** Begin Dataset records **

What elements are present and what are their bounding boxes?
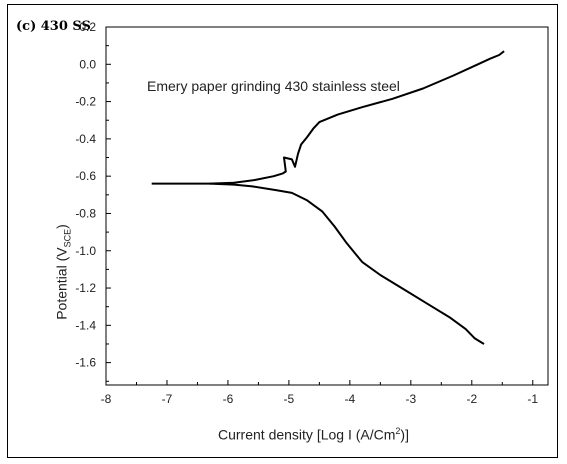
- y-tick-label: -0.6: [75, 169, 96, 183]
- y-tick-label: -0.4: [75, 132, 96, 146]
- y-tick-label: -1.0: [75, 244, 96, 258]
- panel-label: (c) 430 SS: [16, 19, 91, 34]
- x-tick-label: -3: [405, 392, 416, 406]
- x-axis-label: Current density [Log I (A/Cm2)]: [218, 426, 409, 443]
- x-tick-label: -2: [466, 392, 477, 406]
- y-tick-label: -0.8: [75, 206, 96, 220]
- x-tick-label: -4: [345, 392, 356, 406]
- x-tick-label: -6: [223, 392, 234, 406]
- y-tick-label: -1.4: [75, 318, 96, 332]
- polarization-branch-1: [151, 50, 505, 185]
- y-tick-label: 0.0: [79, 57, 96, 71]
- axis-tick-labels: -8 -7 -6 -5 -4 -3 -2 -1 0.2 0.0 -0.2 -0.4 -0.6 -0.8 -1…: [75, 20, 538, 406]
- chart-annotation: Emery paper grinding 430 stainless steel: [147, 78, 400, 94]
- polarization-branch-2: [209, 182, 485, 345]
- series-group: [151, 50, 505, 345]
- x-tick-label: -7: [162, 392, 173, 406]
- x-tick-label: -1: [527, 392, 538, 406]
- x-tick-label: -5: [284, 392, 295, 406]
- y-tick-label: 0.2: [79, 20, 96, 34]
- y-tick-label: -1.6: [75, 356, 96, 370]
- x-tick-label: -8: [101, 392, 112, 406]
- y-tick-label: -1.2: [75, 281, 96, 295]
- axis-ticks: [105, 26, 534, 385]
- y-tick-label: -0.2: [75, 95, 96, 109]
- plot-area: [105, 26, 549, 386]
- figure-frame: [7, 4, 558, 458]
- y-axis-label: Potential (VSCE): [53, 224, 73, 320]
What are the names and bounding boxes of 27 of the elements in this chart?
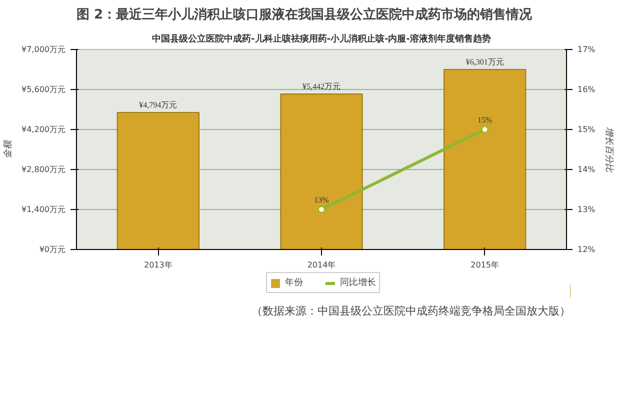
y-tick-label: ¥4,200万元: [22, 125, 66, 134]
y-tick-label: ¥5,600万元: [22, 85, 66, 94]
x-tick-label: 2014年: [307, 260, 336, 270]
data-label: ¥6,301万元: [466, 57, 504, 66]
y2-tick-label: 15%: [578, 125, 596, 134]
y-tick-label: ¥7,000万元: [22, 45, 66, 54]
x-tick-label: 2013年: [144, 260, 172, 270]
legend-label: 同比增长: [340, 276, 376, 289]
data-label: 13%: [314, 196, 330, 204]
y-axis-title: 金额: [2, 138, 14, 158]
chart-subtitle: 中国县级公立医院中成药-儿科止咳祛痰用药-小儿消积止咳-内服-溶液剂年度销售趋势: [152, 34, 491, 44]
y2-tick-label: 13%: [578, 205, 596, 214]
y-tick-label: ¥2,800万元: [22, 165, 66, 174]
data-label: ¥5,442万元: [302, 82, 340, 92]
legend-label: 年份: [285, 276, 304, 289]
y-tick-label: ¥1,400万元: [22, 205, 66, 214]
x-tick-label: 2015年: [470, 260, 500, 270]
chart-title: 图 2：最近三年小儿消积止咳口服液在我国县级公立医院中成药市场的销售情况: [76, 6, 534, 22]
y2-tick-label: 14%: [578, 165, 596, 174]
y2-tick-label: 12%: [578, 245, 596, 254]
text: （数据来源：中国县级公立医院中成药终端竞争格局全国放大版）: [252, 304, 570, 318]
data-label: ¥4,794万元: [139, 100, 178, 110]
y2-tick-label: 17%: [578, 45, 596, 54]
y-tick-label: ¥0万元: [39, 245, 66, 254]
data-label: 15%: [478, 116, 492, 124]
y2-tick-label: 16%: [578, 85, 596, 94]
y2-axis-title: 增长百分比: [603, 127, 614, 173]
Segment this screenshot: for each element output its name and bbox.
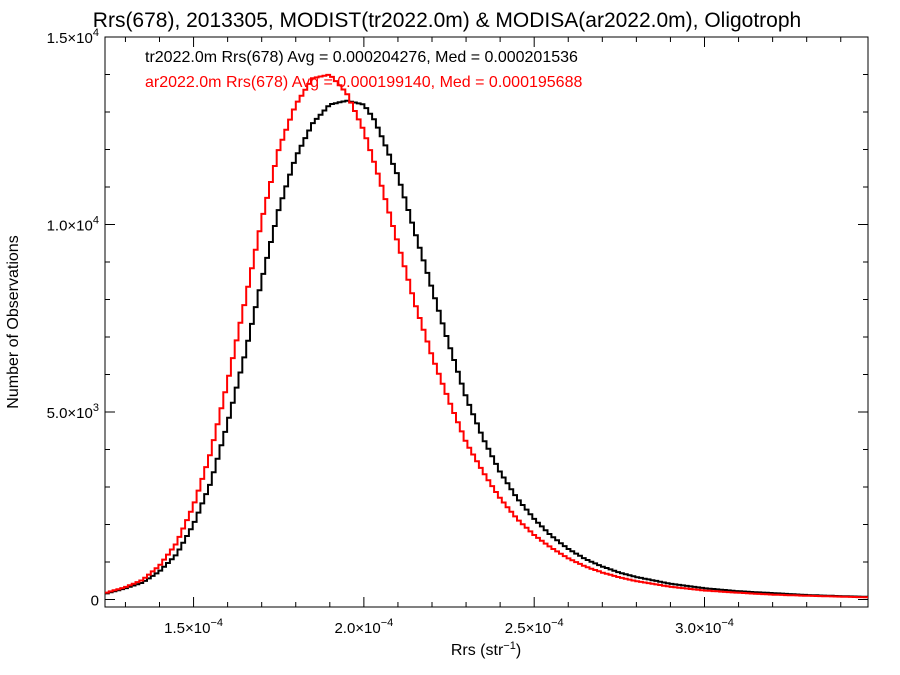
tick-label: 2.5×10−4 xyxy=(505,617,564,637)
series-line-tr2022.0m xyxy=(105,99,868,598)
legend-entry-ar2022.0m: ar2022.0m Rrs(678) Avg = 0.000199140, Me… xyxy=(145,74,582,91)
plot-area: 1.5×10−4 2.0×10−4 2.5×10−4 3.0×10−4 0 5.0×10… xyxy=(47,27,869,637)
tick-label: 3.0×10−4 xyxy=(675,617,734,637)
x-axis-ticks: 1.5×10−4 2.0×10−4 2.5×10−4 3.0×10−4 xyxy=(124,37,842,637)
legend: tr2022.0m Rrs(678) Avg = 0.000204276, Me… xyxy=(145,49,582,91)
tick-label: 1.0×104 xyxy=(47,215,99,235)
tick-label: 1.5×104 xyxy=(47,27,99,47)
plot-frame xyxy=(104,36,869,608)
series-line-ar2022.0m xyxy=(105,73,868,599)
tick-label: 0 xyxy=(91,593,99,610)
series-layer xyxy=(105,73,868,599)
tick-label: 5.0×103 xyxy=(47,402,99,422)
tick-label: 2.0×10−4 xyxy=(334,617,393,637)
tick-label: 1.5×10−4 xyxy=(164,617,223,637)
y-axis-ticks: 0 5.0×103 1.0×104 1.5×104 xyxy=(47,27,868,610)
y-axis-label: Number of Observations xyxy=(5,235,22,408)
legend-entry-tr2022.0m: tr2022.0m Rrs(678) Avg = 0.000204276, Me… xyxy=(145,49,578,66)
x-axis-label: Rrs (str−1) xyxy=(451,640,521,659)
chart-title: Rrs(678), 2013305, MODIST(tr2022.0m) & M… xyxy=(93,9,801,32)
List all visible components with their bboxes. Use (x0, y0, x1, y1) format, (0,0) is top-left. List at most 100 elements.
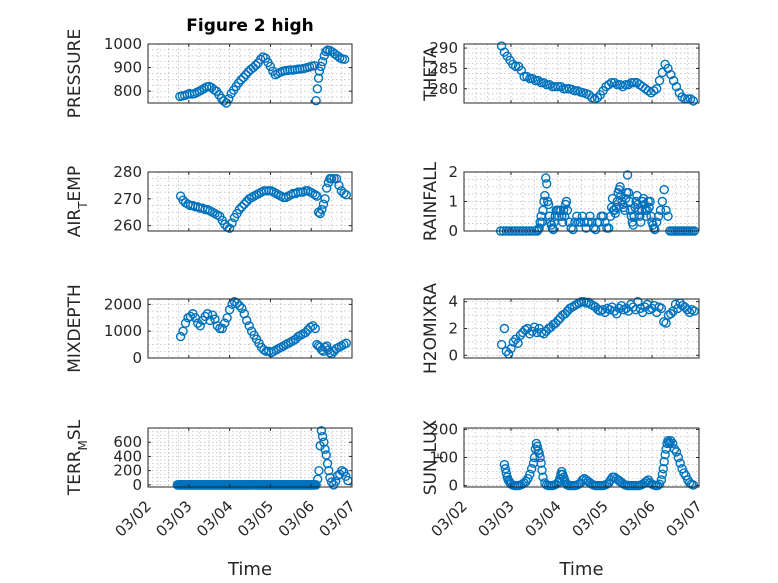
data-point (652, 84, 662, 94)
data-point (553, 82, 563, 92)
y-tick-label: 900 (113, 59, 142, 77)
data-point (239, 199, 249, 209)
data-point (508, 337, 519, 347)
grid-lines (463, 171, 700, 232)
data-point (312, 84, 323, 94)
data-point (629, 211, 639, 221)
data-point (682, 305, 692, 315)
data-point (185, 311, 196, 322)
data-point (317, 57, 328, 67)
data-point (635, 211, 645, 221)
x-axis-label: Time (558, 559, 603, 580)
data-point (547, 223, 558, 233)
data-point (322, 183, 332, 193)
data-point (629, 77, 639, 88)
data-point (525, 73, 535, 84)
data-point (500, 464, 511, 474)
data-series (496, 296, 699, 359)
y-tick-label: 600 (113, 433, 142, 451)
data-point (559, 211, 570, 221)
data-point (656, 303, 667, 314)
data-point (224, 223, 235, 234)
y-tick-label: 270 (113, 190, 142, 208)
data-point (537, 465, 547, 475)
data-point (265, 61, 276, 72)
data-point (311, 95, 321, 106)
data-point (564, 217, 574, 227)
y-axis-label: MIXDEPTH (65, 284, 85, 373)
data-point (560, 309, 570, 319)
data-point (227, 218, 237, 228)
grid-lines (463, 44, 700, 103)
data-point (326, 477, 337, 487)
data-point (583, 217, 593, 227)
y-tick-label: 280 (429, 80, 458, 98)
data-point (558, 205, 569, 216)
data-point (688, 480, 699, 490)
data-point (310, 323, 320, 334)
data-point (219, 96, 229, 106)
data-point (241, 69, 251, 80)
y-axis-label: RAINFALL (421, 161, 441, 241)
data-point (558, 217, 568, 227)
panel-pressure: 800 900 1000 PRESSURE (65, 29, 353, 118)
y-axis-label: AIRTEMP (65, 166, 90, 237)
x-tick-label: 03/07 (663, 497, 706, 540)
data-point (550, 318, 561, 328)
data-point (557, 211, 567, 221)
data-series (172, 426, 353, 490)
data-point (515, 330, 526, 340)
data-point (659, 457, 669, 467)
data-point (628, 302, 638, 312)
data-point (539, 196, 549, 207)
data-point (527, 73, 538, 84)
panel-h2omixra: 0 2 4 H2OMIXRA (421, 283, 700, 374)
data-point (519, 71, 529, 82)
data-point (654, 75, 665, 86)
data-point (597, 305, 608, 315)
y-axis-label: SUNFLUX (421, 419, 446, 495)
data-point (325, 347, 335, 358)
data-point (623, 79, 634, 90)
data-point (677, 92, 687, 102)
data-point (234, 204, 245, 215)
data-point (658, 464, 668, 474)
data-point (550, 82, 560, 92)
data-point (178, 326, 188, 336)
data-point (341, 190, 351, 200)
data-point (649, 86, 659, 96)
data-point (655, 205, 666, 216)
data-point (339, 54, 350, 65)
data-point (540, 190, 550, 201)
data-point (341, 338, 351, 348)
data-point (649, 223, 659, 233)
data-point (499, 459, 510, 470)
data-point (653, 211, 664, 221)
data-point (536, 458, 546, 468)
data-point (330, 476, 341, 487)
y-axis-label: TERRMSL (65, 419, 90, 496)
data-point (592, 93, 603, 103)
data-point (237, 202, 247, 212)
x-axis-label: Time (227, 559, 272, 580)
data-point (556, 82, 566, 92)
axes-frame (147, 427, 353, 488)
x-tick-label: 03/02 (112, 497, 155, 540)
y-tick-label: 1000 (104, 322, 142, 340)
data-point (193, 318, 203, 328)
data-point (175, 331, 186, 342)
y-tick-label: 0 (132, 476, 142, 494)
data-point (620, 79, 631, 90)
data-point (318, 199, 329, 209)
y-axis-label: PRESSURE (65, 29, 85, 118)
data-point (661, 205, 671, 216)
x-tick-label: 03/07 (316, 497, 359, 540)
y-tick-label: 0 (448, 346, 458, 364)
data-point (657, 469, 668, 480)
data-point (533, 75, 543, 86)
data-point (657, 67, 668, 78)
data-point (606, 77, 617, 88)
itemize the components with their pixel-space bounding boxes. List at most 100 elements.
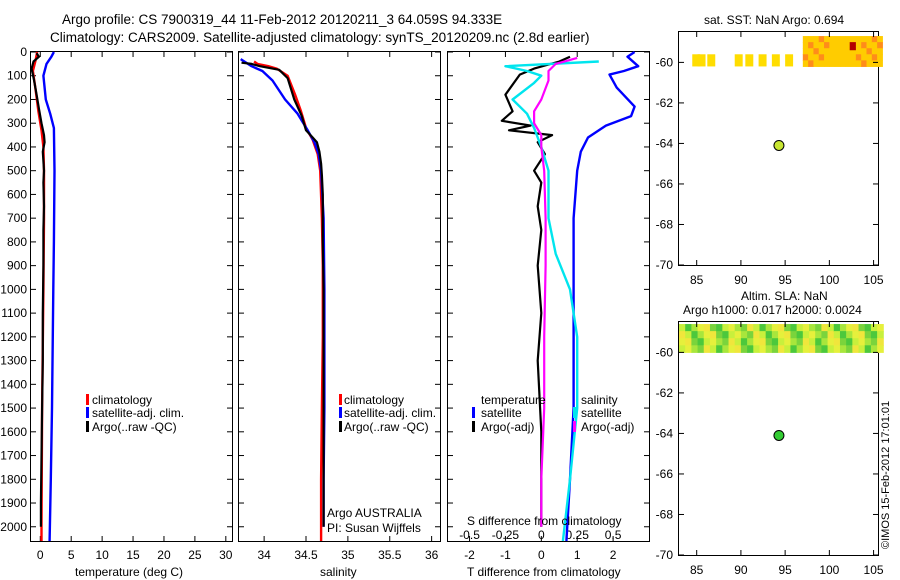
legend-label-satellite: satellite-adj. clim. <box>92 406 184 420</box>
x-tick-label: 95 <box>778 563 792 577</box>
heat-cell <box>839 324 847 332</box>
float-position-marker <box>773 139 785 151</box>
depth-tick-label: 300 <box>7 116 27 130</box>
heat-cell <box>734 345 742 353</box>
heat-cell <box>815 345 822 353</box>
y-tick-label: -68 <box>656 507 674 521</box>
legend-swatch-s-satellite <box>573 407 576 418</box>
heat-cell <box>864 338 872 346</box>
temperature-panel-frame <box>30 51 233 542</box>
x-tick-label: 25 <box>188 548 202 562</box>
sst-map-frame <box>678 31 879 266</box>
heat-cell <box>866 42 873 49</box>
heat-cell <box>734 338 742 346</box>
x-tick-label: 35.5 <box>378 548 402 562</box>
depth-tick-label: 1100 <box>1 306 27 320</box>
x-tick-label: 34.5 <box>294 548 318 562</box>
legend-swatch-argo <box>86 421 89 432</box>
heat-cell <box>813 48 820 55</box>
series-line-s-argo-adj- <box>533 56 578 527</box>
depth-tick-label: 1500 <box>0 401 27 415</box>
series-line-satellite-adj-clim- <box>240 58 326 527</box>
x-tick-label: 34 <box>257 548 271 562</box>
depth-tick-label: 1900 <box>0 496 27 510</box>
legend-label-s-satellite: satellite <box>581 406 622 420</box>
heat-cell <box>839 54 846 61</box>
heat-cell <box>852 345 860 353</box>
heat-cell <box>691 345 699 353</box>
heat-cell <box>821 338 829 346</box>
heat-cell <box>703 338 711 346</box>
argo-pi-label: PI: Susan Wijffels <box>327 521 421 535</box>
legend-swatch-climatology <box>86 394 89 405</box>
heat-cell <box>858 345 866 353</box>
heat-cell <box>734 324 742 332</box>
legend-header-temperature: temperature <box>481 393 546 407</box>
heat-cell <box>871 48 878 55</box>
series-line-argo-raw-qc- <box>30 52 46 527</box>
x-tick-label: 95 <box>778 273 792 287</box>
x-tick-label: 90 <box>734 273 748 287</box>
y-tick-label: -66 <box>656 177 674 191</box>
heat-cell <box>740 331 748 339</box>
heat-cell <box>827 345 835 353</box>
heat-cell <box>808 48 814 55</box>
heat-cell <box>802 42 809 49</box>
legend-swatch-climatology <box>339 394 342 405</box>
heat-cell <box>824 36 830 43</box>
heat-cell <box>802 48 809 55</box>
heat-cell <box>753 345 760 353</box>
heat-cell <box>813 36 820 43</box>
sst-map: 85 90 95 100 105 -60 -62 -64 -66 -68 -70 <box>656 32 884 287</box>
heat-cell <box>871 54 878 61</box>
heat-cell <box>834 54 841 61</box>
legend-label-climatology: climatology <box>344 393 404 407</box>
heat-cell <box>722 345 730 353</box>
heat-cell <box>703 331 711 339</box>
legend-label-satellite: satellite-adj. clim. <box>344 406 436 420</box>
x-tick-label: -2 <box>464 548 475 562</box>
heat-cell <box>809 331 816 339</box>
heat-cell <box>722 324 730 332</box>
heat-cell <box>870 338 878 346</box>
heat-cell <box>877 345 884 353</box>
heat-cell <box>852 338 860 346</box>
heat-cell <box>796 338 804 346</box>
legend-label-argo: Argo(..raw -QC) <box>92 420 177 434</box>
heat-cell <box>709 324 717 332</box>
series-line-climatology <box>253 60 324 541</box>
heat-cell <box>850 36 857 43</box>
difference-xlabel: T difference from climatology <box>467 565 621 579</box>
heat-cell <box>728 324 736 332</box>
depth-tick-label: 1400 <box>0 377 27 391</box>
heat-cell <box>697 345 705 353</box>
heat-cell <box>707 54 716 67</box>
heat-cell <box>849 42 856 51</box>
heat-cell <box>855 54 862 61</box>
heat-cell <box>722 338 730 346</box>
heat-cell <box>784 345 791 353</box>
heat-cell <box>870 345 878 353</box>
heat-cell <box>740 324 748 332</box>
heat-cell <box>778 324 785 332</box>
heat-cell <box>809 324 816 332</box>
heat-cell <box>802 36 809 43</box>
heat-cell <box>818 60 825 67</box>
depth-tick-label: 1200 <box>0 330 27 344</box>
heat-cell <box>679 345 686 353</box>
heat-cell <box>753 324 760 332</box>
heat-cell <box>802 54 809 61</box>
heat-cell <box>808 60 814 67</box>
heat-cell <box>685 324 692 332</box>
legend-swatch-satellite <box>339 407 342 418</box>
temperature-legend: climatology satellite-adj. clim. Argo(..… <box>86 393 184 434</box>
heat-cell <box>833 324 841 332</box>
heat-cell <box>866 54 873 61</box>
heat-cell <box>722 331 730 339</box>
heat-cell <box>821 345 829 353</box>
heat-cell <box>765 338 773 346</box>
heat-cell <box>866 36 873 43</box>
heat-cell <box>796 331 804 339</box>
heat-cell <box>808 42 814 49</box>
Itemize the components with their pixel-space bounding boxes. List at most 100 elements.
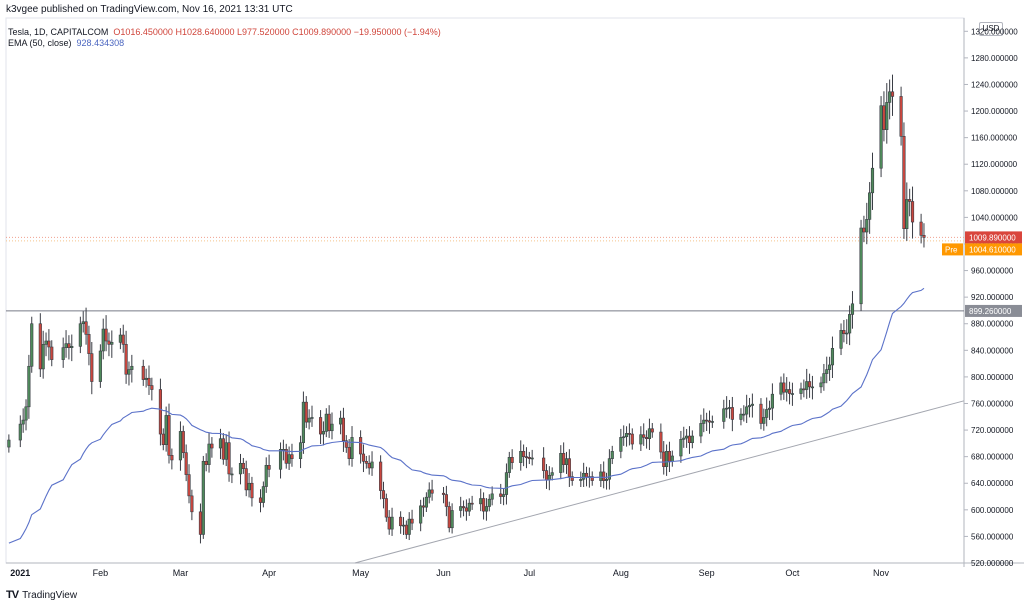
candle-body (590, 476, 594, 481)
candle-body (359, 437, 363, 455)
candle-body (227, 442, 231, 475)
candle-body (144, 377, 148, 380)
high-value: H1028.640000 (175, 27, 235, 37)
candle-body (238, 463, 243, 475)
ema-legend: EMA (50, close) 928.434308 (8, 38, 124, 48)
candle-body (662, 451, 666, 467)
candle-body (301, 401, 305, 444)
candle-body (882, 105, 886, 130)
x-tick-label: Aug (613, 568, 629, 578)
candle-body (459, 506, 463, 511)
candle-body (361, 453, 366, 462)
candle-body (90, 353, 94, 382)
footer-branding: TV TradingView (6, 589, 77, 601)
candle-body (630, 433, 634, 445)
candle-body (644, 437, 649, 440)
candle-body (404, 524, 408, 535)
candle-body (444, 494, 448, 507)
y-tick-label: 1200.000000 (971, 107, 1018, 116)
candle-body (899, 96, 903, 137)
candle-body (50, 346, 54, 360)
candle-body (247, 482, 251, 491)
candle-body (825, 369, 829, 374)
candle-body (164, 415, 168, 445)
candle-body (865, 219, 869, 233)
currency-button[interactable]: USD (979, 22, 1003, 36)
candle-body (207, 443, 211, 465)
candle-body (910, 201, 915, 223)
candle-body (387, 516, 391, 530)
candle-body (862, 227, 866, 233)
x-tick-label: Mar (173, 568, 189, 578)
candle-body (710, 421, 714, 423)
candle-body (379, 461, 383, 491)
candle-body (399, 516, 403, 527)
candle-body (30, 323, 34, 367)
candle-body (344, 440, 348, 448)
candle-body (767, 407, 772, 410)
candle-body (799, 388, 803, 394)
candle-body (679, 439, 683, 457)
candle-body (802, 388, 806, 391)
candle-body (785, 389, 789, 393)
y-tick-label: 640.000000 (971, 479, 1014, 488)
pre-tag-badge (942, 243, 963, 256)
candle-body (310, 417, 314, 419)
candle-body (430, 489, 434, 494)
candle-body (845, 332, 849, 335)
candle-body (278, 449, 283, 470)
candle-body (121, 334, 125, 345)
candle-body (522, 451, 526, 457)
candle-body (18, 423, 22, 441)
candle-body (307, 417, 311, 423)
candle-body (419, 505, 423, 524)
candle-body (304, 401, 308, 423)
y-tick-label: 1320.000000 (971, 27, 1018, 36)
candle-body (665, 451, 669, 467)
candle-body (762, 417, 766, 424)
candle-body (324, 413, 328, 432)
candle-body (599, 471, 603, 481)
candle-body (250, 482, 254, 499)
candle-body (810, 386, 815, 389)
candle-body (24, 406, 28, 421)
candle-body (687, 435, 692, 444)
candle-body (161, 433, 165, 445)
candle-body (98, 350, 102, 382)
pre-price-tag (965, 243, 1022, 256)
y-tick-label: 920.000000 (971, 293, 1014, 302)
candle-body (198, 511, 203, 535)
candle-body (705, 419, 709, 422)
candle-body (507, 457, 511, 473)
candle-body (167, 415, 171, 456)
candle-body (124, 344, 128, 375)
candle-body (659, 431, 663, 453)
candle-body (902, 136, 906, 229)
candle-body (87, 334, 91, 354)
x-tick-label: Jul (524, 568, 536, 578)
candle-body (742, 413, 746, 416)
candle-body (610, 451, 614, 459)
trendline (354, 400, 965, 564)
candle-body (150, 385, 154, 390)
candle-body (759, 403, 763, 424)
candle-body (187, 474, 191, 497)
candle-body (327, 413, 331, 432)
candle-body (859, 227, 863, 305)
candle-body (602, 471, 606, 481)
candle-body (524, 456, 529, 458)
candle-body (667, 451, 672, 462)
candle-body (787, 389, 792, 394)
candle-body (464, 507, 468, 512)
candle-body (765, 409, 769, 418)
candle-body (61, 347, 65, 360)
candle-body (479, 498, 483, 505)
candle-body (888, 91, 892, 103)
candle-body (530, 457, 534, 460)
x-tick-label: Nov (873, 568, 890, 578)
ema-value: 928.434308 (76, 38, 125, 48)
candle-body (370, 461, 374, 469)
candle-body (504, 472, 509, 495)
candle-body (502, 494, 506, 497)
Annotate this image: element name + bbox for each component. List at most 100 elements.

** End Dataset records **

Output the rows as a numbered list, starting at the row that contains "y-tick-label: ¥4,200万元: [22, 125, 66, 134]" and ending at the row that contains "Segment this screenshot: for". Include both of those rows and leave out any blank lines.

1. y-tick-label: ¥4,200万元: [22, 125, 66, 134]
2. y-tick-label: ¥5,600万元: [22, 85, 66, 94]
3. x-tick-label: 2014年: [307, 260, 336, 270]
4. data-label: ¥6,301万元: [466, 57, 504, 66]
5. y2-tick-label: 15%: [578, 125, 596, 134]
6. y-tick-label: ¥7,000万元: [22, 45, 66, 54]
7. x-tick-label: 2013年: [144, 260, 172, 270]
8. legend-label: 同比增长: [340, 276, 376, 289]
9. data-label: 13%: [314, 196, 330, 204]
10. y-axis-title: 金额: [2, 138, 14, 158]
11. chart-subtitle: 中国县级公立医院中成药-儿科止咳祛痰用药-小儿消积止咳-内服-溶液剂年度销售趋势: [152, 34, 491, 44]
12. y2-tick-label: 13%: [578, 205, 596, 214]
13. y-tick-label: ¥2,800万元: [22, 165, 66, 174]
14. data-label: ¥5,442万元: [302, 82, 340, 92]
15. legend-label: 年份: [285, 276, 304, 289]
16. y-tick-label: ¥1,400万元: [22, 205, 66, 214]
17. x-tick-label: 2015年: [470, 260, 500, 270]
18. chart-title: 图 2：最近三年小儿消积止咳口服液在我国县级公立医院中成药市场的销售情况: [76, 6, 534, 22]
19. y2-tick-label: 14%: [578, 165, 596, 174]
20. y2-tick-label: 12%: [578, 245, 596, 254]
21. text: （数据来源：中国县级公立医院中成药终端竞争格局全国放大版）: [252, 304, 570, 318]
22. data-label: ¥4,794万元: [139, 100, 178, 110]
23. y2-tick-label: 17%: [578, 45, 596, 54]
24. y-tick-label: ¥0万元: [39, 245, 66, 254]
25. data-label: 15%: [478, 116, 492, 124]
26. y2-tick-label: 16%: [578, 85, 596, 94]
27. y2-axis-title: 增长百分比: [603, 127, 614, 173]
28. Segment this screenshot: for each element output its name and bbox.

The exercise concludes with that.